DATASET CONTENT below:

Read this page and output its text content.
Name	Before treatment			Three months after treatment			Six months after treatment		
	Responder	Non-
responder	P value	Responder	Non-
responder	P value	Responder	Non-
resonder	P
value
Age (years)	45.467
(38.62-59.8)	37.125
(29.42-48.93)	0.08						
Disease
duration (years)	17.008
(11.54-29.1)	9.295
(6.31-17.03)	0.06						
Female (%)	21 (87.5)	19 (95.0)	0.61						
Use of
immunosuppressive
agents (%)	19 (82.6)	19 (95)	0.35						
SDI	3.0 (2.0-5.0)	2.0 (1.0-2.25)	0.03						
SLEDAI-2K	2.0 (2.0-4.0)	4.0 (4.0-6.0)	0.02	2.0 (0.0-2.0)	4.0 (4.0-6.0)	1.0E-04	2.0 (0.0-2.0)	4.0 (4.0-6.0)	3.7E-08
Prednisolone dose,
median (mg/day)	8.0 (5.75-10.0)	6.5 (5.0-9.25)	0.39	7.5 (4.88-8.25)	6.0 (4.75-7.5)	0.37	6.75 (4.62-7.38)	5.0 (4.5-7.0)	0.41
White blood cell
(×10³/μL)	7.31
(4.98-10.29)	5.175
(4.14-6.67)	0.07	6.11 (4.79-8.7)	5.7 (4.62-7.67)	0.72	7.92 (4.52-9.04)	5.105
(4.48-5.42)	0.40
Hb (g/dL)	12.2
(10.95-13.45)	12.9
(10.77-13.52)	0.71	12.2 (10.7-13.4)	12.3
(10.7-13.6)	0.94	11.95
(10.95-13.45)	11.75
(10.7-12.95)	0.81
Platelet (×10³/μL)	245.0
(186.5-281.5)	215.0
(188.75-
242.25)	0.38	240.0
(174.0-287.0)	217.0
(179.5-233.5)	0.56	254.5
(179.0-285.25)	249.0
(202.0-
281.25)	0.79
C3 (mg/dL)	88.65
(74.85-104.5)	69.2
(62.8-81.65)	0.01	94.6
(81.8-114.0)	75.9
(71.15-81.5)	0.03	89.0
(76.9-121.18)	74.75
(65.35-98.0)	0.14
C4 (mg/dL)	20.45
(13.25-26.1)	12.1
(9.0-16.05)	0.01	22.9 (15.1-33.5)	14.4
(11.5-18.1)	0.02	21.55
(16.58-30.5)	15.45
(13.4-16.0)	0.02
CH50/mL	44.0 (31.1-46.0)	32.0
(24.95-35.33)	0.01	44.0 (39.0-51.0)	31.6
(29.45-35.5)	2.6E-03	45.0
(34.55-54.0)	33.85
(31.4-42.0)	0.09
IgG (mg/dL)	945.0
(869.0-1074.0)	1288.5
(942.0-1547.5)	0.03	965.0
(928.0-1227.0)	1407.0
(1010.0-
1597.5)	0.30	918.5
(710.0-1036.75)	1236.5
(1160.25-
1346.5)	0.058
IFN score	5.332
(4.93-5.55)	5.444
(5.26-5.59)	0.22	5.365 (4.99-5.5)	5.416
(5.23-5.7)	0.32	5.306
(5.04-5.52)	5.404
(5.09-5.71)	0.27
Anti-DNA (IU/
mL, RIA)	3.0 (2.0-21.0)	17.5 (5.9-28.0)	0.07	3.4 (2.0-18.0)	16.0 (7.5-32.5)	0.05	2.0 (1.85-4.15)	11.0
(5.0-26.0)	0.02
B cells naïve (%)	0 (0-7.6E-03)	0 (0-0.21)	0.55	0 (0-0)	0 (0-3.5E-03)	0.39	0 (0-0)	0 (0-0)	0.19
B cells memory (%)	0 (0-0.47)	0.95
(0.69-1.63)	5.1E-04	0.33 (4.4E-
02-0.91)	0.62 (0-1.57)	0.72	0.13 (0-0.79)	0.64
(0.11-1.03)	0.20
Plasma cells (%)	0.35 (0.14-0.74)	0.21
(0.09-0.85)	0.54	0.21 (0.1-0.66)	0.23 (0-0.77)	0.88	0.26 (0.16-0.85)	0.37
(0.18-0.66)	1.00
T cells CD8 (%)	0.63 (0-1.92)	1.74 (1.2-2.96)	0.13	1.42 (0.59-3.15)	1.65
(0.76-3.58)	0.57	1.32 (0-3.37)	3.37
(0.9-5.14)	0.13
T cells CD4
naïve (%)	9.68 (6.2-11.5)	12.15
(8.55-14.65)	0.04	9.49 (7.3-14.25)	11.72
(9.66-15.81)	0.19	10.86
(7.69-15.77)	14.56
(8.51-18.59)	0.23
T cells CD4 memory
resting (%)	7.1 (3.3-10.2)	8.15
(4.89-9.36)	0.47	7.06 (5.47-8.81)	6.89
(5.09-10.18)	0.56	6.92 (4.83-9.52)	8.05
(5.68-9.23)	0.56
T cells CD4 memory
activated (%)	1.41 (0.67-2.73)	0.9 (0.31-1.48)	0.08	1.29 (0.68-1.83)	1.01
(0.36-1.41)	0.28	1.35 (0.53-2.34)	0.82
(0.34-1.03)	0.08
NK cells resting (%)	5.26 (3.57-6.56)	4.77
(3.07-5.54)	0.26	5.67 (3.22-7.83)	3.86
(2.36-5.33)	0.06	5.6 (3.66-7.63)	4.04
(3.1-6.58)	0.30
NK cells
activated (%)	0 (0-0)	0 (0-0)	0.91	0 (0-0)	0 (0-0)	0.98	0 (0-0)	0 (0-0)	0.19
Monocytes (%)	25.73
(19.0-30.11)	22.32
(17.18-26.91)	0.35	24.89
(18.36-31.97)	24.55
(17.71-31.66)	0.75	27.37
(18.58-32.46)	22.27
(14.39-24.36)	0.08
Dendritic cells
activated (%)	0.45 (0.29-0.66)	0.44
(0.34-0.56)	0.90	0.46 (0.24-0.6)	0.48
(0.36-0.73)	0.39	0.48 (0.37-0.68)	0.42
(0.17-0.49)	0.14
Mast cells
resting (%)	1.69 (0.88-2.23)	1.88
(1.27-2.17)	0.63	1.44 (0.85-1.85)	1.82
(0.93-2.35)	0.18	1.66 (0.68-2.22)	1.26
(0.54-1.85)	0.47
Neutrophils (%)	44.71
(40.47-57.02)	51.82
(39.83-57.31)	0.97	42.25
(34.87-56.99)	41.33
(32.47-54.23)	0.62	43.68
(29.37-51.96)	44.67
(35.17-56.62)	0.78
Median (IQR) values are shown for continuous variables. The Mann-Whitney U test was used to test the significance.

End of DATASET CONTENT.
DATASET CONTENT below:

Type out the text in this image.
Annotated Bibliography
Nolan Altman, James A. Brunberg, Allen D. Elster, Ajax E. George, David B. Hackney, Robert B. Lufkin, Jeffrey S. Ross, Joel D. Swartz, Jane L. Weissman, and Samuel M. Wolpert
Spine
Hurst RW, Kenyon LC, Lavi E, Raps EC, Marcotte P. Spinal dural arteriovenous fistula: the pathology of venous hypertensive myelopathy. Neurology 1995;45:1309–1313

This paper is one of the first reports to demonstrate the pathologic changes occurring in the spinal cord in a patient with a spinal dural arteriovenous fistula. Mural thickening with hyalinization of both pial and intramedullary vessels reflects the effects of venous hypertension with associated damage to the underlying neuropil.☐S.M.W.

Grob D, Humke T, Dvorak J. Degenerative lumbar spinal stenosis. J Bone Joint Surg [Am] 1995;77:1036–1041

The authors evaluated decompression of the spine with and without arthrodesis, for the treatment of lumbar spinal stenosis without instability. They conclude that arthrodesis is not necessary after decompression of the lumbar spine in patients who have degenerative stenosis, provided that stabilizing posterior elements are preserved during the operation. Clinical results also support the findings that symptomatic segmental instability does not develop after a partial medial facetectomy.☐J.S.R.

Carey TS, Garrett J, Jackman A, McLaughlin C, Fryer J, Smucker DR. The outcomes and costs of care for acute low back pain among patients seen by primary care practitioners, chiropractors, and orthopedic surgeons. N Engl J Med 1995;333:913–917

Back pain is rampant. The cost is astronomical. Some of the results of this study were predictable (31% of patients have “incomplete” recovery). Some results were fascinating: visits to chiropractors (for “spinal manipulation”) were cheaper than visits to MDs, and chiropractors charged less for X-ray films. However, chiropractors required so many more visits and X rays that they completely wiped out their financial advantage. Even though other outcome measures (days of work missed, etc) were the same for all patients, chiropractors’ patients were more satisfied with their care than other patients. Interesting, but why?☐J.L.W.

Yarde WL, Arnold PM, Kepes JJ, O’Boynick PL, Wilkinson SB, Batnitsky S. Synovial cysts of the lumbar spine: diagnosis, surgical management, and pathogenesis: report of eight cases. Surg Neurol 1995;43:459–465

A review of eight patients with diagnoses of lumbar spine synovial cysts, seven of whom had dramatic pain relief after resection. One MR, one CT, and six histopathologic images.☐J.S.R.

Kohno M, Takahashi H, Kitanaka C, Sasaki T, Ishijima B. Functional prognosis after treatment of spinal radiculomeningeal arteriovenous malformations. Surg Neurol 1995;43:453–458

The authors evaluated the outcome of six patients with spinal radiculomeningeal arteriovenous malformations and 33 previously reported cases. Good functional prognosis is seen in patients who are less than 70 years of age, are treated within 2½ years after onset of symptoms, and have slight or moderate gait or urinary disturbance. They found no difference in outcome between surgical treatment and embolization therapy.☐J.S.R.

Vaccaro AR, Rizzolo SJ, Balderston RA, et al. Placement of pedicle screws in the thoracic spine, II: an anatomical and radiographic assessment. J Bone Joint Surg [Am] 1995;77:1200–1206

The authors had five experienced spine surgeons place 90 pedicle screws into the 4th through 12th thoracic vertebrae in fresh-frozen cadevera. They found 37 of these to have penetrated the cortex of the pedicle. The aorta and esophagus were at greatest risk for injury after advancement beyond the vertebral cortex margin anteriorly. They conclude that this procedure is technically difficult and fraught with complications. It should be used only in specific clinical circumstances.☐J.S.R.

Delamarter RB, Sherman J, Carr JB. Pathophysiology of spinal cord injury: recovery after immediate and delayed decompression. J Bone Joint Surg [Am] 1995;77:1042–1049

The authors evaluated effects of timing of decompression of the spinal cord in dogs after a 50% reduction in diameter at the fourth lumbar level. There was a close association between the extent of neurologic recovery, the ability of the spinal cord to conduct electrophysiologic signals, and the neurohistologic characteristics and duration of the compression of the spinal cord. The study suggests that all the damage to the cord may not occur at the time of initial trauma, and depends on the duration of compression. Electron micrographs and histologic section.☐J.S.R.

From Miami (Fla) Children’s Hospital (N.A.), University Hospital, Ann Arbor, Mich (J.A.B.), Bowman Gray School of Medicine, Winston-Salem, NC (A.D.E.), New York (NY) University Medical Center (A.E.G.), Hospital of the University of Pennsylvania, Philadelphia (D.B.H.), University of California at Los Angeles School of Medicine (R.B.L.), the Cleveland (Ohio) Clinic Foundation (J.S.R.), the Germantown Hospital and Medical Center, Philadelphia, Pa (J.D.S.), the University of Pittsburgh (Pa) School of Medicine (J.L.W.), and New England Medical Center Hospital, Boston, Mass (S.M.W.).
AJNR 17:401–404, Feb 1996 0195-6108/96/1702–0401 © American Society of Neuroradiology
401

End of DATASET CONTENT.

| WHAT IS BEING ASKED |
Starting from the records above, filter out all lines except those containing the word "text".

| WRITTEN RESPONSE |
Read this page and output its text content.
Type out the text in this image.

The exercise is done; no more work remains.